Exercise aim: Within the records that follow, find every line containing the string "scenario". Copy those lines.
┌──
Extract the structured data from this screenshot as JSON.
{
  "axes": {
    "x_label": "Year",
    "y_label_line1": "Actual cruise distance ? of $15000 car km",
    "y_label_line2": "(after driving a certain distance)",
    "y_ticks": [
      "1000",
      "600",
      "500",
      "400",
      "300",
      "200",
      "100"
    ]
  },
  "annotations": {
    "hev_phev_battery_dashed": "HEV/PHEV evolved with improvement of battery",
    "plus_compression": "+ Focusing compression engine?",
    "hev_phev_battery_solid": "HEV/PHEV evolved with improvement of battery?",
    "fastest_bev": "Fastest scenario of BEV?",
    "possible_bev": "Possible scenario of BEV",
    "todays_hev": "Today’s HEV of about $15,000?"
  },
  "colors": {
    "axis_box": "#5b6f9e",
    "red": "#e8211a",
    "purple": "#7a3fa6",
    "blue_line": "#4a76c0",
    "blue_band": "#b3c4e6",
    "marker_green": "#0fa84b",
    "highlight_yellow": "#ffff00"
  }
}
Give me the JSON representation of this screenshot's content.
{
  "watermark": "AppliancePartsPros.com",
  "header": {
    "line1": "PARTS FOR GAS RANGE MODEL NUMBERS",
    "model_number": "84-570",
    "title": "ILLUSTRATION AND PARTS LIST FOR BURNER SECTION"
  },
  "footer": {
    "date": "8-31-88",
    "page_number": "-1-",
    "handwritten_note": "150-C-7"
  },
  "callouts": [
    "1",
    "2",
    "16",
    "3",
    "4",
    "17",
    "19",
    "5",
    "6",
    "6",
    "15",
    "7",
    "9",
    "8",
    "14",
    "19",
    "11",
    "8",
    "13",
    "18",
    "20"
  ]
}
└──
┌──
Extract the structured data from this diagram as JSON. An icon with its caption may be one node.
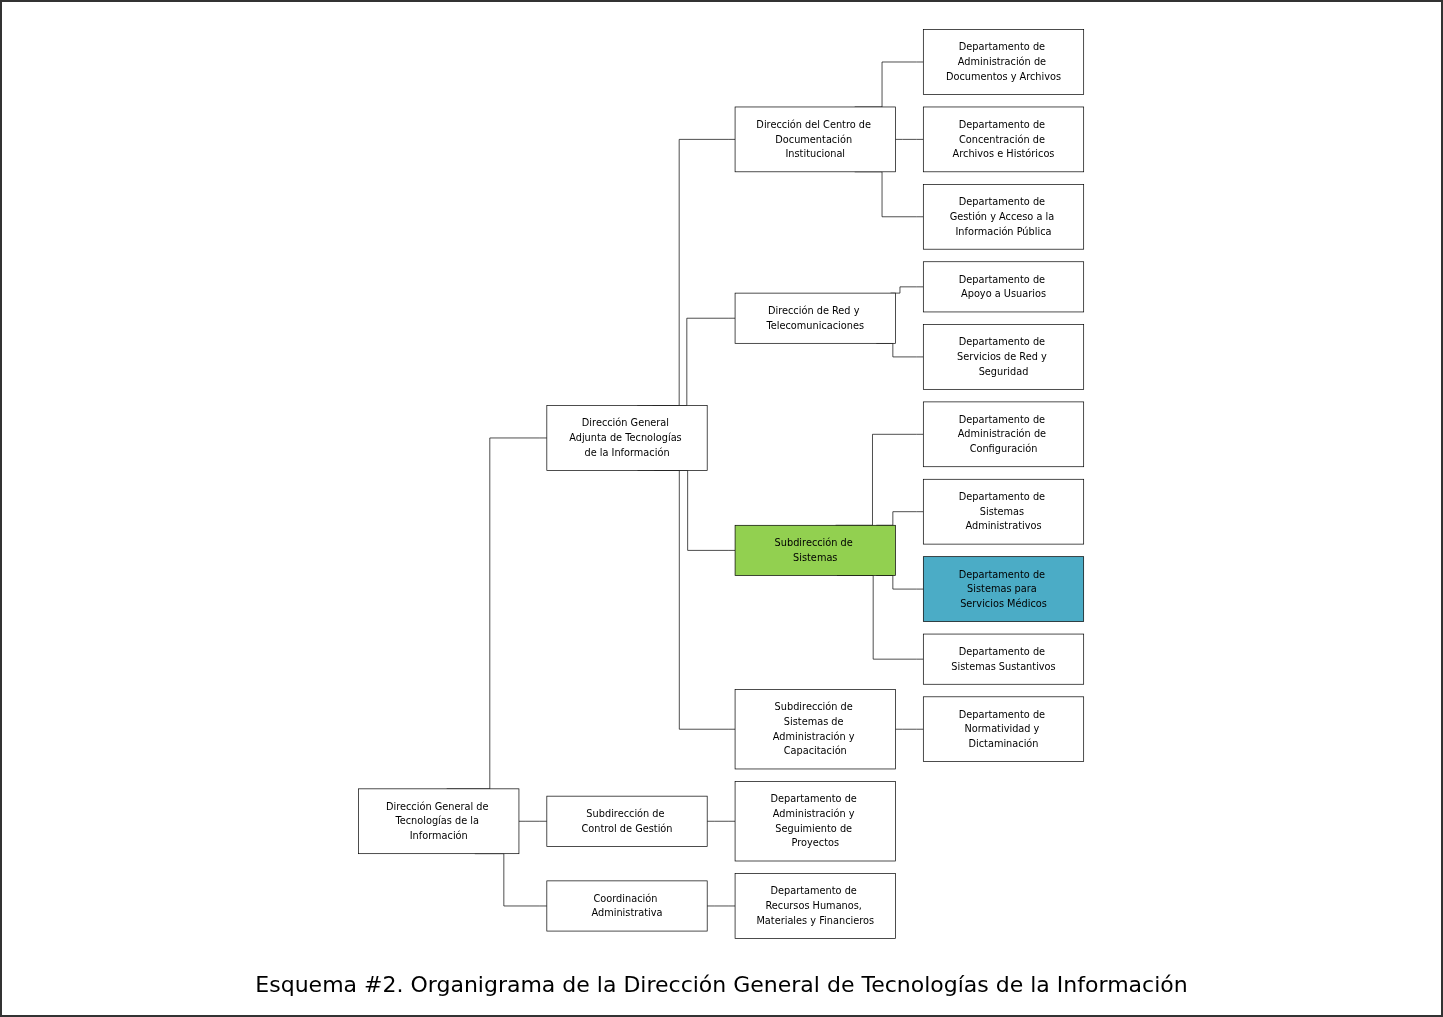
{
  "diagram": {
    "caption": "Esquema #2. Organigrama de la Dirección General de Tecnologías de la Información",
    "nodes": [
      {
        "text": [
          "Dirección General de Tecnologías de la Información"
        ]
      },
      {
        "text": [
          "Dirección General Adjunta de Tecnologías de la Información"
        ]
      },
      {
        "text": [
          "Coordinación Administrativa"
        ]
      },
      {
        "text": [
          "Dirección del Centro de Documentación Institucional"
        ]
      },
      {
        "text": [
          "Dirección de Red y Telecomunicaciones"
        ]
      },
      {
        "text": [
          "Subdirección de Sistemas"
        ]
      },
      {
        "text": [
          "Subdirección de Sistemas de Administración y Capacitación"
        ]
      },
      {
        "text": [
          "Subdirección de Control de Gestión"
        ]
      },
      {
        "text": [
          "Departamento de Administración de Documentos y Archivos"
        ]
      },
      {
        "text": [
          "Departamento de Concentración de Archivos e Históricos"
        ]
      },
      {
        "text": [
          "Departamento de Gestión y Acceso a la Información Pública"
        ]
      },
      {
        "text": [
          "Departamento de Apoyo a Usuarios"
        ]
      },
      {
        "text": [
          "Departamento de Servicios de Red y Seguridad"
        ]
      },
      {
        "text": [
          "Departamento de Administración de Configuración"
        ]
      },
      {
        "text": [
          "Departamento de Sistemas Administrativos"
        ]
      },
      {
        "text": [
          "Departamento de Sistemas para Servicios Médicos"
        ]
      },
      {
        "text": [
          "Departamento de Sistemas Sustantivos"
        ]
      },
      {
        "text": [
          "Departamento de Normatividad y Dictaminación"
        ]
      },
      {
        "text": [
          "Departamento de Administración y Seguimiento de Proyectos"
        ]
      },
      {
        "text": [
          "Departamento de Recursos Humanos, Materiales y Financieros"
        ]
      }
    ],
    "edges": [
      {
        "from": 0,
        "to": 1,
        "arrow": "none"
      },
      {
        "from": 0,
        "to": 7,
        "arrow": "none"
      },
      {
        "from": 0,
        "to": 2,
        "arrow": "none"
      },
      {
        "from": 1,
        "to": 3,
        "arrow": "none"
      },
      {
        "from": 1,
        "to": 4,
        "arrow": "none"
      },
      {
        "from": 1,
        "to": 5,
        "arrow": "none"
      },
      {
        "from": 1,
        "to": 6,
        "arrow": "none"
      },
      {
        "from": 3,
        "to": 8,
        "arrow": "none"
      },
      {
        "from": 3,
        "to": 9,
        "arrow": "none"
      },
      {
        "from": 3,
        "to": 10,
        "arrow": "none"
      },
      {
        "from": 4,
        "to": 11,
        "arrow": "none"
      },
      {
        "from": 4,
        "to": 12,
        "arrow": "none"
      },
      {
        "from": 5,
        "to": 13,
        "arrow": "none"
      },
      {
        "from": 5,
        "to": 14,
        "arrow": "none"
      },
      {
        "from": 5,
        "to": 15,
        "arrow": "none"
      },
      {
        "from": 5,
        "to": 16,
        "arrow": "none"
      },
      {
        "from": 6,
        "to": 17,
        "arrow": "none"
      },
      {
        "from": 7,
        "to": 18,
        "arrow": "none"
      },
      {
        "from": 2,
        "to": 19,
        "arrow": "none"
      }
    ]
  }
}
└──
Output of the exercise:
    "fastest_bev": "Fastest scenario of BEV?",
    "possible_bev": "Possible scenario of BEV",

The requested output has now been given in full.